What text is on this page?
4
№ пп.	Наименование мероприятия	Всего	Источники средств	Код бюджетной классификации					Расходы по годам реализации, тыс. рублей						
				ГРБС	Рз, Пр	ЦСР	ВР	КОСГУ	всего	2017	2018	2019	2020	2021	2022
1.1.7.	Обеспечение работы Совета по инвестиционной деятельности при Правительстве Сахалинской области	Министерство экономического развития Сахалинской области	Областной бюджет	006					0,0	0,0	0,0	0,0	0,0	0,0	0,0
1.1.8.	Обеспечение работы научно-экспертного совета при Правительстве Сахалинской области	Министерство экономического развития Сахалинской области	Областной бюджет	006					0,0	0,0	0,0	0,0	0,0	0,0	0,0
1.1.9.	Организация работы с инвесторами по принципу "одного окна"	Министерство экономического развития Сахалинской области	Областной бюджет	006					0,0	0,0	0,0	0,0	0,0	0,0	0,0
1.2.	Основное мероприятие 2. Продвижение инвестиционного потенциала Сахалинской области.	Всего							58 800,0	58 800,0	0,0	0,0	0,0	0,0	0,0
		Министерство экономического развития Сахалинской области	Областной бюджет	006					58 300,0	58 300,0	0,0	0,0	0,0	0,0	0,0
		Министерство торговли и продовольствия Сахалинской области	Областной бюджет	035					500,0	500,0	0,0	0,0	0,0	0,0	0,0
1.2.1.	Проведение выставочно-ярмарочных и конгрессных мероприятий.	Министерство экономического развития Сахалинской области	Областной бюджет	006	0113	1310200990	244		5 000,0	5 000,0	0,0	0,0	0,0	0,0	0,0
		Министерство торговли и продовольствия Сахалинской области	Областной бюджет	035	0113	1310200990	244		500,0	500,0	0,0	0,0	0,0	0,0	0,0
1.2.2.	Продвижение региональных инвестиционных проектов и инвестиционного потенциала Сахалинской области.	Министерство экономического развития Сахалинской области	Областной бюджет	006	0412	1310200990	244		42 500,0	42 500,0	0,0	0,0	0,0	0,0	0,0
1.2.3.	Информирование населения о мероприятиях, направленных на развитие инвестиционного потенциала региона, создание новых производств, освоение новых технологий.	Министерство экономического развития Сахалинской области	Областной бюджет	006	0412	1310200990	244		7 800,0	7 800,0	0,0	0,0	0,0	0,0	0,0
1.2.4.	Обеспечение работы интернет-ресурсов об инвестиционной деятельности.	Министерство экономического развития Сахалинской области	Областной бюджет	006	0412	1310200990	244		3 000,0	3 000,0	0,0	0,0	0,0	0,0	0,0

=-=-=

## Your objective
Report every line containing the word "торговли" from the listing above.

## Response
		Министерство торговли и продовольствия Сахалинской области	Областной бюджет	035					500,0	500,0	0,0	0,0	0,0	0,0	0,0
		Министерство торговли и продовольствия Сахалинской области	Областной бюджет	035	0113	1310200990	244		500,0	500,0	0,0	0,0	0,0	0,0	0,0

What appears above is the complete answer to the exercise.